• **Required action**
Wherever a line below holds the word "Inna", copy that line.

• **Data to process**

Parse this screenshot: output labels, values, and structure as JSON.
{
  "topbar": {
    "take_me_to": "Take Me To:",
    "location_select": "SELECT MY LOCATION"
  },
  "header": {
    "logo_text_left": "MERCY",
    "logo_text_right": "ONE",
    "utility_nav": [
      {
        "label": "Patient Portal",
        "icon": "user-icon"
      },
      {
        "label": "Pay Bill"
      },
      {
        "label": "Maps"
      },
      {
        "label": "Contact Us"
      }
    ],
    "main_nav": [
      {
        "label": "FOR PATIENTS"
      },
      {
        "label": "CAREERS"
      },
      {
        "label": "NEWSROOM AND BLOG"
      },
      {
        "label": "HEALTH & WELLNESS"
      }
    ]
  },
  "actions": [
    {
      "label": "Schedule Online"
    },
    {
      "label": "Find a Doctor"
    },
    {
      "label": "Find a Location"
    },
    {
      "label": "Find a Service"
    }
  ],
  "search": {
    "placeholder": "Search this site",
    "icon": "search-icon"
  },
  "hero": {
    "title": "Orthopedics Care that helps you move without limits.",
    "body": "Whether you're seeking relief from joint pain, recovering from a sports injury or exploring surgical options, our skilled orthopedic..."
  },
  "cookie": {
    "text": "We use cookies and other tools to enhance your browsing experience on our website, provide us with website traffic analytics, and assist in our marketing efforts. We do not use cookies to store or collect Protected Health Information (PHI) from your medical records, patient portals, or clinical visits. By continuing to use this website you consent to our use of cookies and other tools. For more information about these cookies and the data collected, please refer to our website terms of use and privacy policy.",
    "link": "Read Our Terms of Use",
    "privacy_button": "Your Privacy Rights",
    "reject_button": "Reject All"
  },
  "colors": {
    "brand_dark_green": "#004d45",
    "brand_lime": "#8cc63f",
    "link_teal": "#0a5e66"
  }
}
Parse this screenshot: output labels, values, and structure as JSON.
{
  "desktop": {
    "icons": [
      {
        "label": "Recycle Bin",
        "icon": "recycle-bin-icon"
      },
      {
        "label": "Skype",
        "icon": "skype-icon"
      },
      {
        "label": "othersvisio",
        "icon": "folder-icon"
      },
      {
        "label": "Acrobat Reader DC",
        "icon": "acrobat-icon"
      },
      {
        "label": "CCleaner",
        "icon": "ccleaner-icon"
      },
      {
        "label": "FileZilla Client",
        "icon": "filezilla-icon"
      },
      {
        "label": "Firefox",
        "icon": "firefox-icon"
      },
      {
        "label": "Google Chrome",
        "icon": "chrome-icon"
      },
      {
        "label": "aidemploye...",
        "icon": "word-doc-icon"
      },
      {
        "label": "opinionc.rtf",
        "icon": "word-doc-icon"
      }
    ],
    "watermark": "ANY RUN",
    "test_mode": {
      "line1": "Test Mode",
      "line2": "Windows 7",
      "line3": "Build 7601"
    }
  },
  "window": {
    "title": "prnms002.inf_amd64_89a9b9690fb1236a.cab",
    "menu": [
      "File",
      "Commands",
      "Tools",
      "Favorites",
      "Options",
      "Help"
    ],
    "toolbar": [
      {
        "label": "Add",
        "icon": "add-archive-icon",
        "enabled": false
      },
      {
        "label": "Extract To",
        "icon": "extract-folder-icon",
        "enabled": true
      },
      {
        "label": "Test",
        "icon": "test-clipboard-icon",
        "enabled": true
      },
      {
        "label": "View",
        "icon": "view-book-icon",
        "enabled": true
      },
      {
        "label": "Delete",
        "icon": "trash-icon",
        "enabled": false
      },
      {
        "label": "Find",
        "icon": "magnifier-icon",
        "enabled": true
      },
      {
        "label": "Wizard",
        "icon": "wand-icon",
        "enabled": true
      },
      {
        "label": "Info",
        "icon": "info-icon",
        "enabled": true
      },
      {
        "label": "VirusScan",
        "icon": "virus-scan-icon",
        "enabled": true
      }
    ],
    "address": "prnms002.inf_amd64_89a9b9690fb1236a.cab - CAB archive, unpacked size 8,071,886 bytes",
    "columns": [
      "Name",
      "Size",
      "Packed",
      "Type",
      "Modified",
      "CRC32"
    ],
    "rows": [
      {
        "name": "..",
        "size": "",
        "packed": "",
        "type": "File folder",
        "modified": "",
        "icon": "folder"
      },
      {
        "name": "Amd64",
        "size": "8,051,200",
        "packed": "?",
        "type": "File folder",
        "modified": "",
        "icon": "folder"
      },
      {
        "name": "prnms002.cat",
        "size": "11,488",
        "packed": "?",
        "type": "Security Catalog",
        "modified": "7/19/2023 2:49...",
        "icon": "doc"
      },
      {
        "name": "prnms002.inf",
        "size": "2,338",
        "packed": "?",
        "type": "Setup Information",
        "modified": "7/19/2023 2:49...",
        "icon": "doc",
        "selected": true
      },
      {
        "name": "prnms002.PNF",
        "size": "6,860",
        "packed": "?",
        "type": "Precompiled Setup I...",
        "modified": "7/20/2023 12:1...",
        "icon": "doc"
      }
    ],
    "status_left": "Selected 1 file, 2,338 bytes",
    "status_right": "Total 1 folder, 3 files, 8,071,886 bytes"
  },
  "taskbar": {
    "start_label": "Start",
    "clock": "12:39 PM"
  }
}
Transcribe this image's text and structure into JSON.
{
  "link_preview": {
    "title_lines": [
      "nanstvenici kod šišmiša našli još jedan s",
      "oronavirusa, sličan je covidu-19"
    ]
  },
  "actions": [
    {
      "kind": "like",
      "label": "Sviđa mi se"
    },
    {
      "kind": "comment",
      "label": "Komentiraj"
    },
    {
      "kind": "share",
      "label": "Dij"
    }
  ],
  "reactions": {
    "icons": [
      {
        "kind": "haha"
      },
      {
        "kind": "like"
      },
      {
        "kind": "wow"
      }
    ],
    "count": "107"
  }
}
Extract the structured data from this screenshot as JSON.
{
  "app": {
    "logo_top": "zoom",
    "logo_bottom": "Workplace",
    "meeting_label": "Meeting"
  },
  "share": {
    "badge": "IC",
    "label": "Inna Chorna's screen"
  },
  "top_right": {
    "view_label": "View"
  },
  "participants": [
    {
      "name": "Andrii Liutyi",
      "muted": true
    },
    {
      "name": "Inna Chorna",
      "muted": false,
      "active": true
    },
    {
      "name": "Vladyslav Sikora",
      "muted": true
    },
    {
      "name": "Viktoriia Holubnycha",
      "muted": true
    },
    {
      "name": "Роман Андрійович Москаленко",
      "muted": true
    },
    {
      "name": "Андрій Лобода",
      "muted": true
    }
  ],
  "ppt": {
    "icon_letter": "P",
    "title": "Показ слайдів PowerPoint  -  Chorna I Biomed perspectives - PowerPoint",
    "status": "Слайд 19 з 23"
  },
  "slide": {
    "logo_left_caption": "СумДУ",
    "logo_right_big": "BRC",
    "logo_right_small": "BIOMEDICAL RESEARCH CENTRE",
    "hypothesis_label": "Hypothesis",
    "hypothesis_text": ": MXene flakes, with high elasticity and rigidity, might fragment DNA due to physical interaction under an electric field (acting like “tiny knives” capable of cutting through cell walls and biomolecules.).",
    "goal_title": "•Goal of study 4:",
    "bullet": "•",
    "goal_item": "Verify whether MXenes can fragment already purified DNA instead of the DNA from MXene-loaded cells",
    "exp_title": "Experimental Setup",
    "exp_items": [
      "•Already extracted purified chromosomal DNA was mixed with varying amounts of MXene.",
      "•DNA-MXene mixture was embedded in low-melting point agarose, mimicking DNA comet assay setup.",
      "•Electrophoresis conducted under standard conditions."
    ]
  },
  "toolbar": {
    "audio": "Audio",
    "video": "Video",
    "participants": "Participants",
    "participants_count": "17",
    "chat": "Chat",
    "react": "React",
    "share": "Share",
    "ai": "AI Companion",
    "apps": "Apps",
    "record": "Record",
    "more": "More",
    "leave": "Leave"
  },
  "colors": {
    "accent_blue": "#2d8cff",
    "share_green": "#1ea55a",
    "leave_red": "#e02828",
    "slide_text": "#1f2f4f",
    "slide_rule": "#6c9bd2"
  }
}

• **Response**
    "label": "Inna Chorna's screen"
      "name": "Inna Chorna",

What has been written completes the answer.